EXERCISE TASK = Go through the entries and say how many lines contain the string "text". The number is the whole answer.

RECORD EXCERPTS =
'''

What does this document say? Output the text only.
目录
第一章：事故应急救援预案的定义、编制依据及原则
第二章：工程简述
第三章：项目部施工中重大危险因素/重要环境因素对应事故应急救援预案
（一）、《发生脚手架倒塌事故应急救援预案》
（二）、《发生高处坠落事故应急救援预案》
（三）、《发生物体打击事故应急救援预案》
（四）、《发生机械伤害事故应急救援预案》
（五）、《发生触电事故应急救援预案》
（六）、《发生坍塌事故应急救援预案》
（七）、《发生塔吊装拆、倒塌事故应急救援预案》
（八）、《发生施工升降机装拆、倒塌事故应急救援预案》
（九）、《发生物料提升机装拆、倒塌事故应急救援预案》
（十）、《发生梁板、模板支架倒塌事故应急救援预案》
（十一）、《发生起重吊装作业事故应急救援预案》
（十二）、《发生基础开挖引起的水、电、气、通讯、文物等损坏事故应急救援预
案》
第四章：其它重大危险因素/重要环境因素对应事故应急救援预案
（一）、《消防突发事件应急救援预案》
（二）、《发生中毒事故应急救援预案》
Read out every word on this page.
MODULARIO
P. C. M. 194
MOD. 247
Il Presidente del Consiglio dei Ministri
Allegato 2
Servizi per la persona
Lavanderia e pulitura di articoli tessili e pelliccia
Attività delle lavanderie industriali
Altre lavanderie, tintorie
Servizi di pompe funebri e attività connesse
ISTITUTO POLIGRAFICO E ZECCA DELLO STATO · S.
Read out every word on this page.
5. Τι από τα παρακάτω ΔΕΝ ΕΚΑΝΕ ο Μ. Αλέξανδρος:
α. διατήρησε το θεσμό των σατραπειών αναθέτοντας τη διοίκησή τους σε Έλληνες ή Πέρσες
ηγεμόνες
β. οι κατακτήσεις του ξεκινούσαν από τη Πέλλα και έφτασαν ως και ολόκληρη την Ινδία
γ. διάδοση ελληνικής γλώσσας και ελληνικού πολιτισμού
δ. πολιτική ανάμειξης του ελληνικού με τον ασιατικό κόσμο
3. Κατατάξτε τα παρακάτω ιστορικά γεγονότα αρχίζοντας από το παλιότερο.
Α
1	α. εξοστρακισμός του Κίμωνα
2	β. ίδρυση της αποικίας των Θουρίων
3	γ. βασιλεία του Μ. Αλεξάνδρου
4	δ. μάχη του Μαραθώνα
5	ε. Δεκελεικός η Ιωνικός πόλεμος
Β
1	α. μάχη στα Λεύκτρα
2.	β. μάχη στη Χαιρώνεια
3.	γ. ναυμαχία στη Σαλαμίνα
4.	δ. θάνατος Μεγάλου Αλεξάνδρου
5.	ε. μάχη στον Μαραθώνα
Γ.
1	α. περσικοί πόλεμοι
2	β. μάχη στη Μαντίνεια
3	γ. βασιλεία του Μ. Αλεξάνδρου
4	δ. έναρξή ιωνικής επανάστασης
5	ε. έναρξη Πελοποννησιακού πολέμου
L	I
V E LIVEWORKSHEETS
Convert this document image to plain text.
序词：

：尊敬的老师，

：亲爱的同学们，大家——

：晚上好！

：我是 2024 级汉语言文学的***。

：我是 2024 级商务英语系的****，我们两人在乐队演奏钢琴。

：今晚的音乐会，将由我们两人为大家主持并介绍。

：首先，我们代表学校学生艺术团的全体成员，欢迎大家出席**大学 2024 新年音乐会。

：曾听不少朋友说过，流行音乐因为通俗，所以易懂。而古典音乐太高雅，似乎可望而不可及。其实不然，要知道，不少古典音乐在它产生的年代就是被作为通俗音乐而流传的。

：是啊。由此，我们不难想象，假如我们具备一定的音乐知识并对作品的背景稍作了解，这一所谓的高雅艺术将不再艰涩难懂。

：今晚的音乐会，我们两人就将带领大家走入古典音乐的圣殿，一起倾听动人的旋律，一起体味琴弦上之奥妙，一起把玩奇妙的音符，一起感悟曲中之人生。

'''

ANSWER BELOW = 2